Assignment: Filter the records below for the word "setting". Keep each line that has it.

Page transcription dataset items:
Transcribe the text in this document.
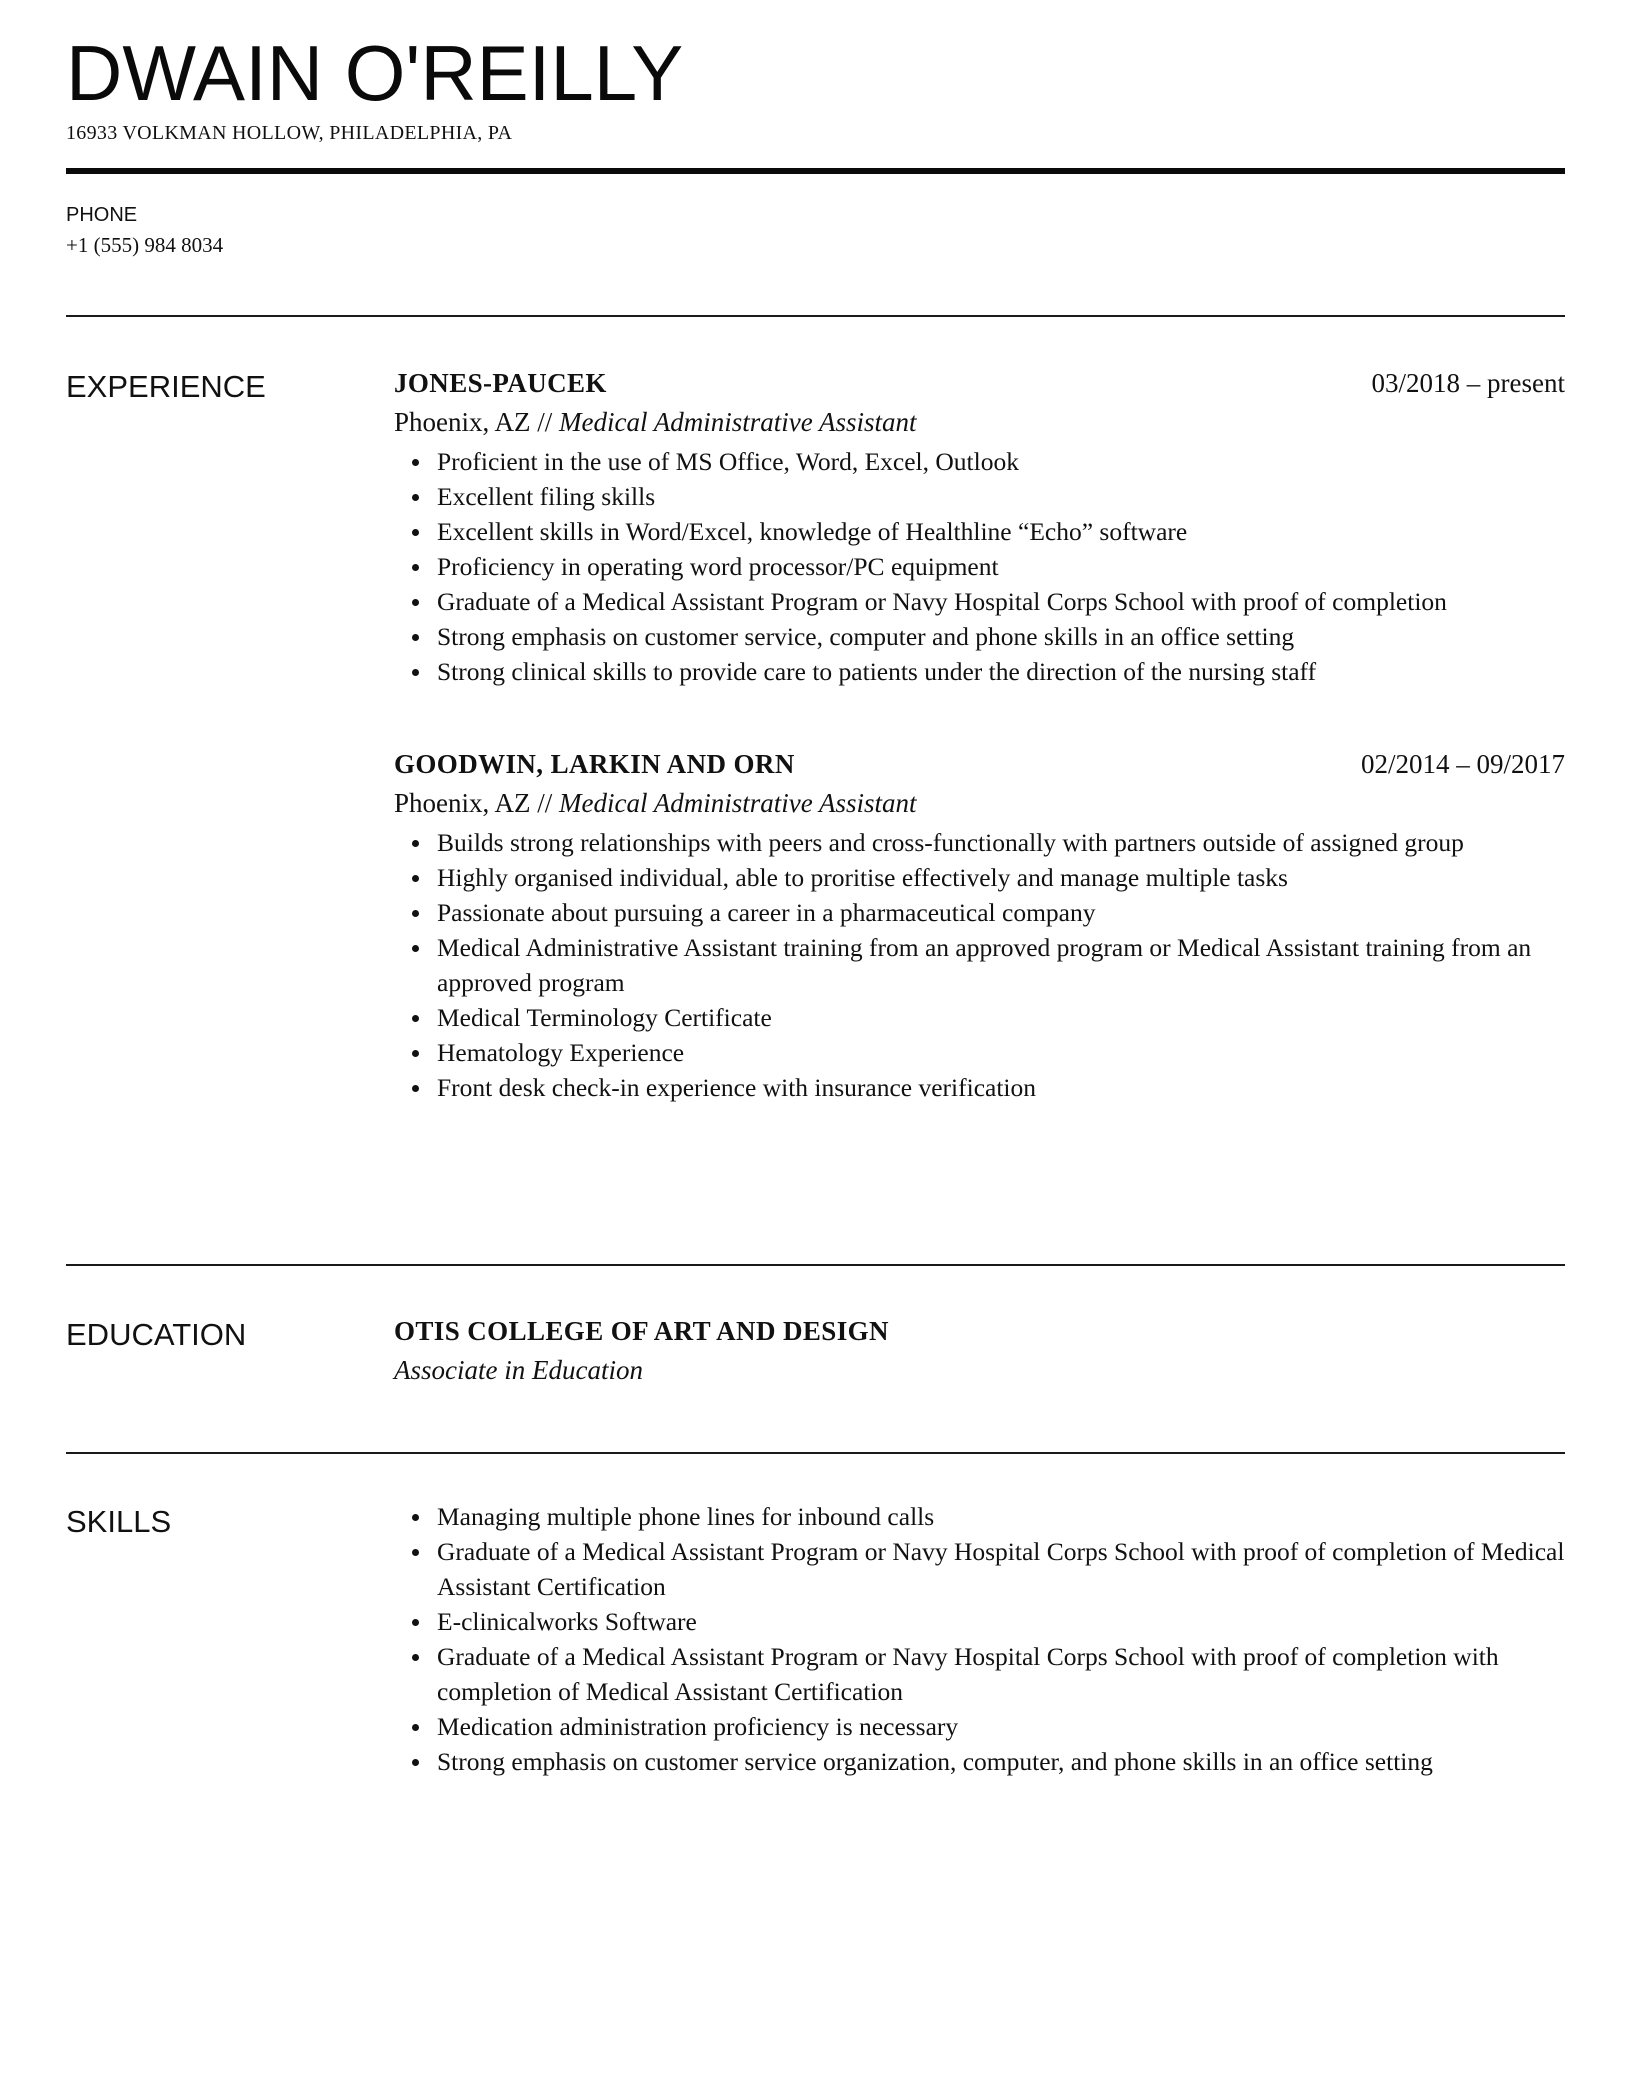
DWAIN O'REILLY
16933 VOLKMAN HOLLOW, PHILADELPHIA, PA
PHONE
+1 (555) 984 8034
EXPERIENCE	JONES-PAUCEK	03/2018 – present
Phoenix, AZ // Medical Administrative Assistant
Proficient in the use of MS Office, Word, Excel, Outlook
Excellent filing skills
Excellent skills in Word/Excel, knowledge of Healthline “Echo” software
Proficiency in operating word processor/PC equipment
Graduate of a Medical Assistant Program or Navy Hospital Corps School with proof of completion
Strong emphasis on customer service, computer and phone skills in an office setting
Strong clinical skills to provide care to patients under the direction of the nursing staff
GOODWIN, LARKIN AND ORN	02/2014 – 09/2017
Phoenix, AZ // Medical Administrative Assistant
Builds strong relationships with peers and cross-functionally with partners outside of assigned group
Highly organised individual, able to proritise effectively and manage multiple tasks
Passionate about pursuing a career in a pharmaceutical company
Medical Administrative Assistant training from an approved program or Medical Assistant training from an approved program
Medical Terminology Certificate
Hematology Experience
Front desk check-in experience with insurance verification
EDUCATION	OTIS COLLEGE OF ART AND DESIGN
Associate in Education
SKILLS	Managing multiple phone lines for inbound calls
Graduate of a Medical Assistant Program or Navy Hospital Corps School with proof of completion of Medical Assistant Certification
E-clinicalworks Software
Graduate of a Medical Assistant Program or Navy Hospital Corps School with proof of completion with completion of Medical Assistant Certification
Medication administration proficiency is necessary
Strong emphasis on customer service organization, computer, and phone skills in an office setting
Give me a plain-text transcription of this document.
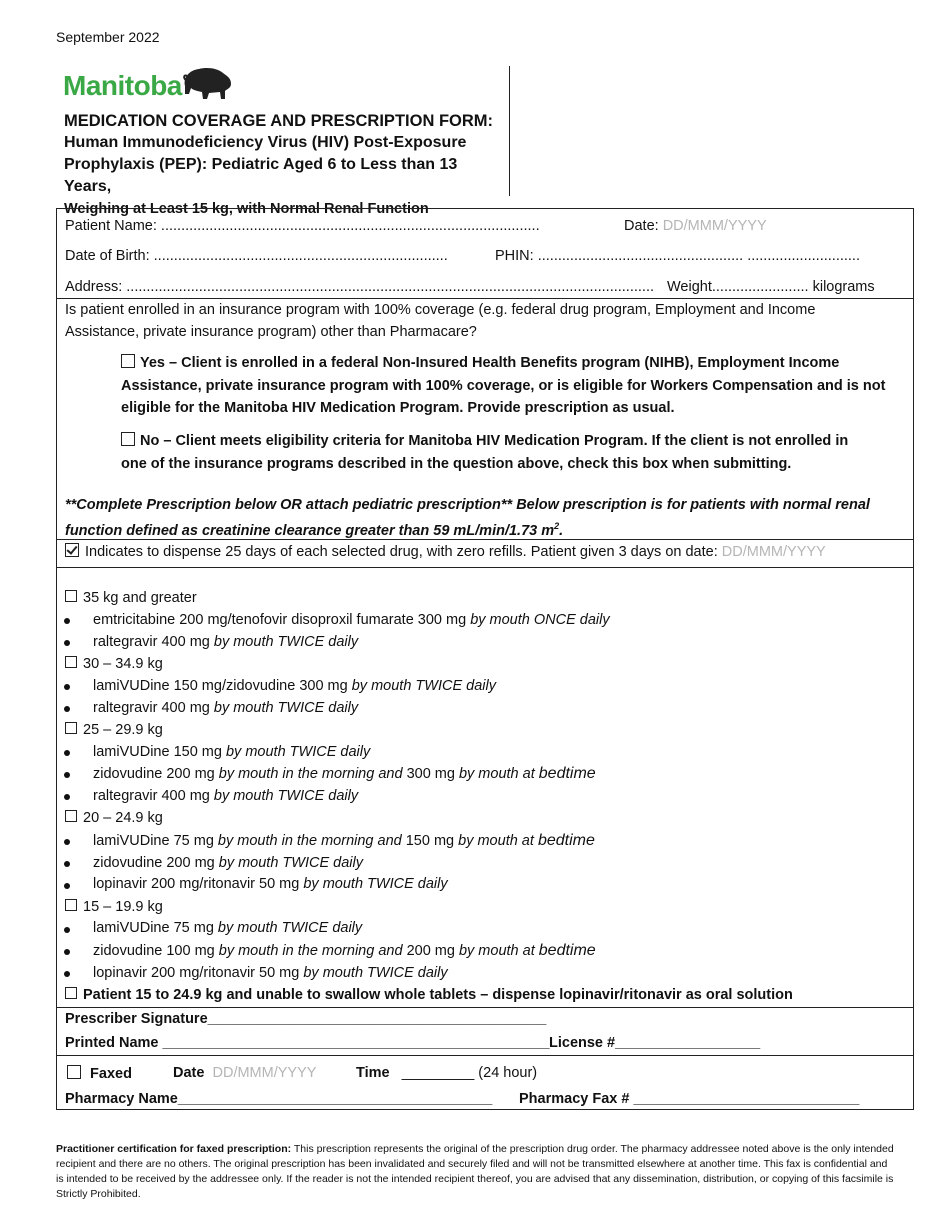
September 2022
Manitoba
MEDICATION COVERAGE AND PRESCRIPTION FORM:
Human Immunodeficiency Virus (HIV) Post-Exposure
Prophylaxis (PEP): Pediatric Aged 6 to Less than 13 Years,
Weighing at Least 15 kg, with Normal Renal Function
Patient Name: ..............................................................................................	Date: DD/MMM/YYYY
Date of Birth: .........................................................................	PHIN: ................................................... ............................
Address: ................................................................................................................................... Weight........................ kilograms
Is patient enrolled in an insurance program with 100% coverage (e.g. federal drug program, Employment and Income
Assistance, private insurance program) other than Pharmacare?
Yes – Client is enrolled in a federal Non-Insured Health Benefits program (NIHB), Employment Income
Assistance, private insurance program with 100% coverage, or is eligible for Workers Compensation and is not
eligible for the Manitoba HIV Medication Program. Provide prescription as usual.
No – Client meets eligibility criteria for Manitoba HIV Medication Program. If the client is not enrolled in
one of the insurance programs described in the question above, check this box when submitting.
**Complete Prescription below OR attach pediatric prescription** Below prescription is for patients with normal renal
function defined as creatinine clearance greater than 59 mL/min/1.73 $m^2$.
Indicates to dispense 25 days of each selected drug, with zero refills. Patient given 3 days on date: DD/MMM/YYYY
35 kg and greater
emtricitabine 200 mg/tenofovir disoproxil fumarate 300 mg by mouth ONCE daily
raltegravir 400 mg by mouth TWICE daily
30 – 34.9 kg
lamiVUDine 150 mg/zidovudine 300 mg by mouth TWICE daily
raltegravir 400 mg by mouth TWICE daily
25 – 29.9 kg
lamiVUDine 150 mg by mouth TWICE daily
zidovudine 200 mg by mouth in the morning and 300 mg by mouth at bedtime
raltegravir 400 mg by mouth TWICE daily
20 – 24.9 kg
lamiVUDine 75 mg by mouth in the morning and 150 mg by mouth at bedtime
zidovudine 200 mg by mouth TWICE daily
lopinavir 200 mg/ritonavir 50 mg by mouth TWICE daily
15 – 19.9 kg
lamiVUDine 75 mg by mouth TWICE daily
zidovudine 100 mg by mouth in the morning and 200 mg by mouth at bedtime
lopinavir 200 mg/ritonavir 50 mg by mouth TWICE daily
Patient 15 to 24.9 kg and unable to swallow whole tablets – dispense lopinavir/ritonavir as oral solution
Prescriber Signature__________________________________________
Printed Name ________________________________________________ License #__________________
Faxed	Date DD/MMM/YYYY	Time _________ (24 hour)
Pharmacy Name_______________________________________ Pharmacy Fax # ____________________________
Practitioner certification for faxed prescription: This prescription represents the original of the prescription drug order. The pharmacy addressee noted above is the only intended recipient and there are no others. The original prescription has been invalidated and securely filed and will not be transmitted elsewhere at another time. This fax is confidential and is intended to be received by the addressee only. If the reader is not the intended recipient thereof, you are advised that any dissemination, distribution, or copying of this facsimile is Strictly Prohibited.
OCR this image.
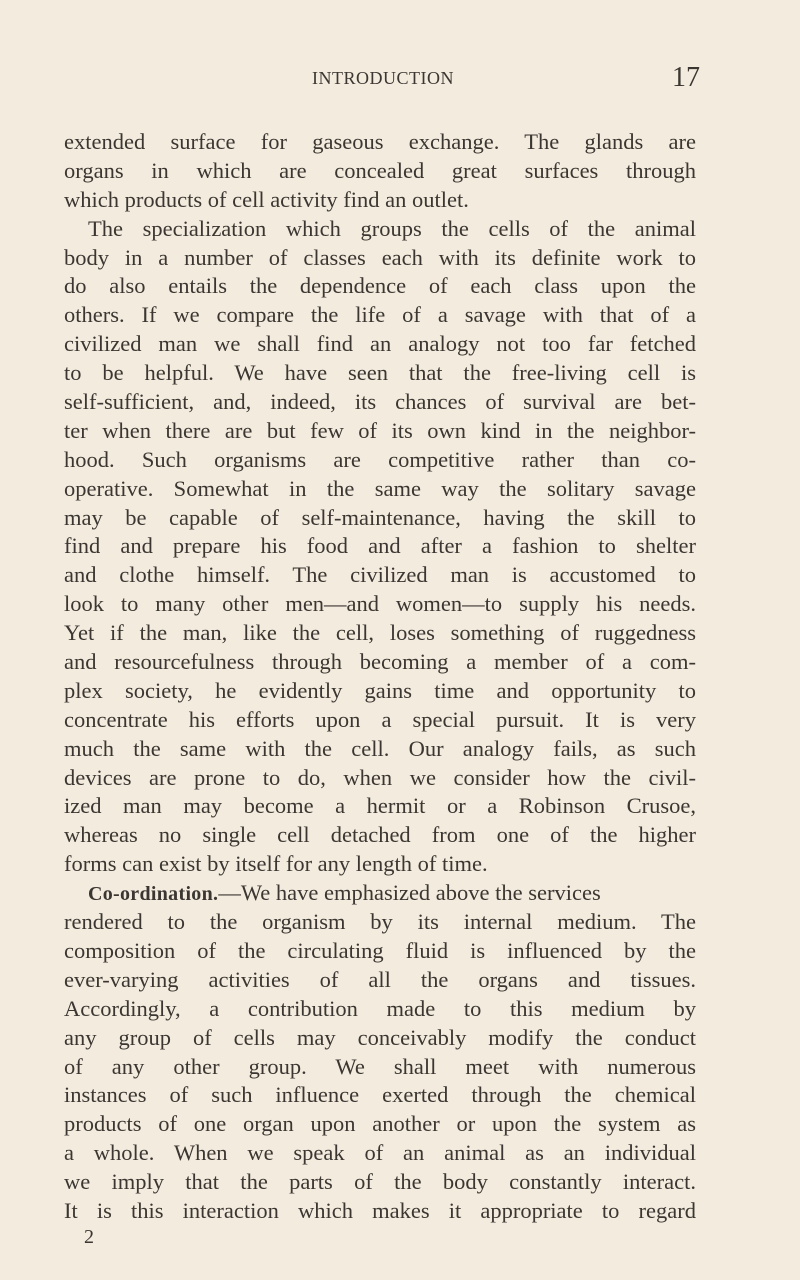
INTRODUCTION	17
extended surface for gaseous exchange. The glands are
organs in which are concealed great surfaces through
which products of cell activity find an outlet.
The specialization which groups the cells of the animal
body in a number of classes each with its definite work to
do also entails the dependence of each class upon the
others. If we compare the life of a savage with that of a
civilized man we shall find an analogy not too far fetched
to be helpful. We have seen that the free-living cell is
self-sufficient, and, indeed, its chances of survival are bet-
ter when there are but few of its own kind in the neighbor-
hood. Such organisms are competitive rather than co-
operative. Somewhat in the same way the solitary savage
may be capable of self-maintenance, having the skill to
find and prepare his food and after a fashion to shelter
and clothe himself. The civilized man is accustomed to
look to many other men—and women—to supply his needs.
Yet if the man, like the cell, loses something of ruggedness
and resourcefulness through becoming a member of a com-
plex society, he evidently gains time and opportunity to
concentrate his efforts upon a special pursuit. It is very
much the same with the cell. Our analogy fails, as such
devices are prone to do, when we consider how the civil-
ized man may become a hermit or a Robinson Crusoe,
whereas no single cell detached from one of the higher
forms can exist by itself for any length of time.
Co-ordination.—We have emphasized above the services
rendered to the organism by its internal medium. The
composition of the circulating fluid is influenced by the
ever-varying activities of all the organs and tissues.
Accordingly, a contribution made to this medium by
any group of cells may conceivably modify the conduct
of any other group. We shall meet with numerous
instances of such influence exerted through the chemical
products of one organ upon another or upon the system as
a whole. When we speak of an animal as an individual
we imply that the parts of the body constantly interact.
It is this interaction which makes it appropriate to regard
2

Task answer:
Strong emphasis on customer service, computer and phone skills in an office setting
Strong emphasis on customer service organization, computer, and phone skills in an office setting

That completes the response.